### [Exercise instructions]
Transcribe all of the material below word for word and leave out its pictures.

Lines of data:
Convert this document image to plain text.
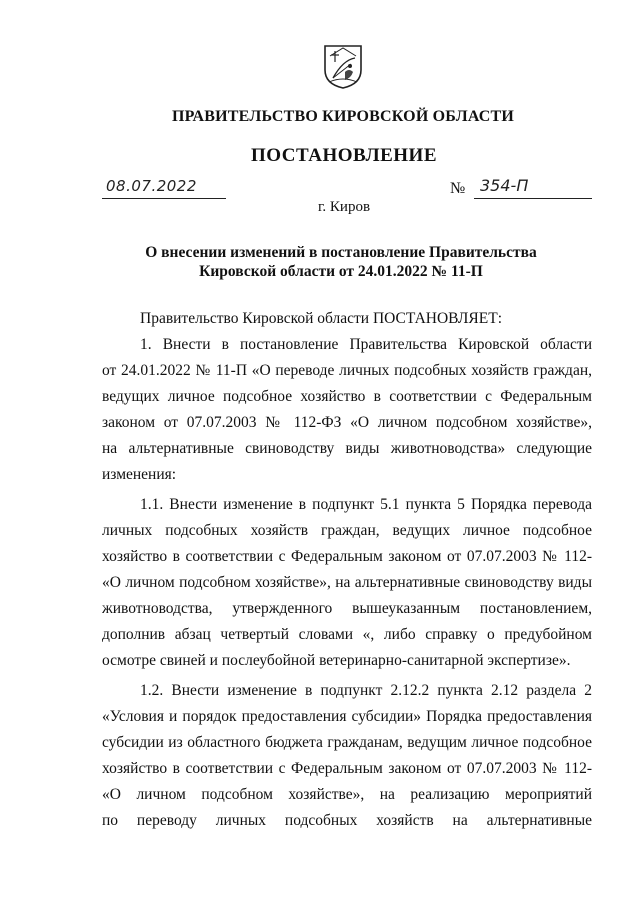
ПРАВИТЕЛЬСТВО КИРОВСКОЙ ОБЛАСТИ
ПОСТАНОВЛЕНИЕ
08.07.2022	№ 354-П
г. Киров
О внесении изменений в постановление Правительства
Кировской области от 24.01.2022 № 11-П
Правительство Кировской области ПОСТАНОВЛЯЕТ:
1. Внести в постановление Правительства Кировской области
от 24.01.2022 № 11-П «О переводе личных подсобных хозяйств граждан,
ведущих личное подсобное хозяйство в соответствии с Федеральным
законом от 07.07.2003 № 112-ФЗ «О личном подсобном хозяйстве»,
на альтернативные свиноводству виды животноводства» следующие
изменения:
1.1. Внести изменение в подпункт 5.1 пункта 5 Порядка перевода
личных подсобных хозяйств граждан, ведущих личное подсобное
хозяйство в соответствии с Федеральным законом от 07.07.2003 № 112-
«О личном подсобном хозяйстве», на альтернативные свиноводству виды
животноводства, утвержденного вышеуказанным постановлением,
дополнив абзац четвертый словами «, либо справку о предубойном
осмотре свиней и послеубойной ветеринарно-санитарной экспертизе».
1.2. Внести изменение в подпункт 2.12.2 пункта 2.12 раздела 2
«Условия и порядок предоставления субсидии» Порядка предоставления
субсидии из областного бюджета гражданам, ведущим личное подсобное
хозяйство в соответствии с Федеральным законом от 07.07.2003 № 112-
«О личном подсобном хозяйстве», на реализацию мероприятий
по переводу личных подсобных хозяйств на альтернативные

### [Answer to the task]
Convert this document image to plain text.
ПРАВИТЕЛЬСТВО КИРОВСКОЙ ОБЛАСТИ
ПОСТАНОВЛЕНИЕ
08.07.2022	№ 354-П
г. Киров
О внесении изменений в постановление Правительства
Кировской области от 24.01.2022 № 11-П
Правительство Кировской области ПОСТАНОВЛЯЕТ:
1. Внести в постановление Правительства Кировской области
от 24.01.2022 № 11-П «О переводе личных подсобных хозяйств граждан,
ведущих личное подсобное хозяйство в соответствии с Федеральным
законом от 07.07.2003 № 112-ФЗ «О личном подсобном хозяйстве»,
на альтернативные свиноводству виды животноводства» следующие
изменения:
1.1. Внести изменение в подпункт 5.1 пункта 5 Порядка перевода
личных подсобных хозяйств граждан, ведущих личное подсобное
хозяйство в соответствии с Федеральным законом от 07.07.2003 № 112-
«О личном подсобном хозяйстве», на альтернативные свиноводству виды
животноводства, утвержденного вышеуказанным постановлением,
дополнив абзац четвертый словами «, либо справку о предубойном
осмотре свиней и послеубойной ветеринарно-санитарной экспертизе».
1.2. Внести изменение в подпункт 2.12.2 пункта 2.12 раздела 2
«Условия и порядок предоставления субсидии» Порядка предоставления
субсидии из областного бюджета гражданам, ведущим личное подсобное
хозяйство в соответствии с Федеральным законом от 07.07.2003 № 112-
«О личном подсобном хозяйстве», на реализацию мероприятий
по переводу личных подсобных хозяйств на альтернативные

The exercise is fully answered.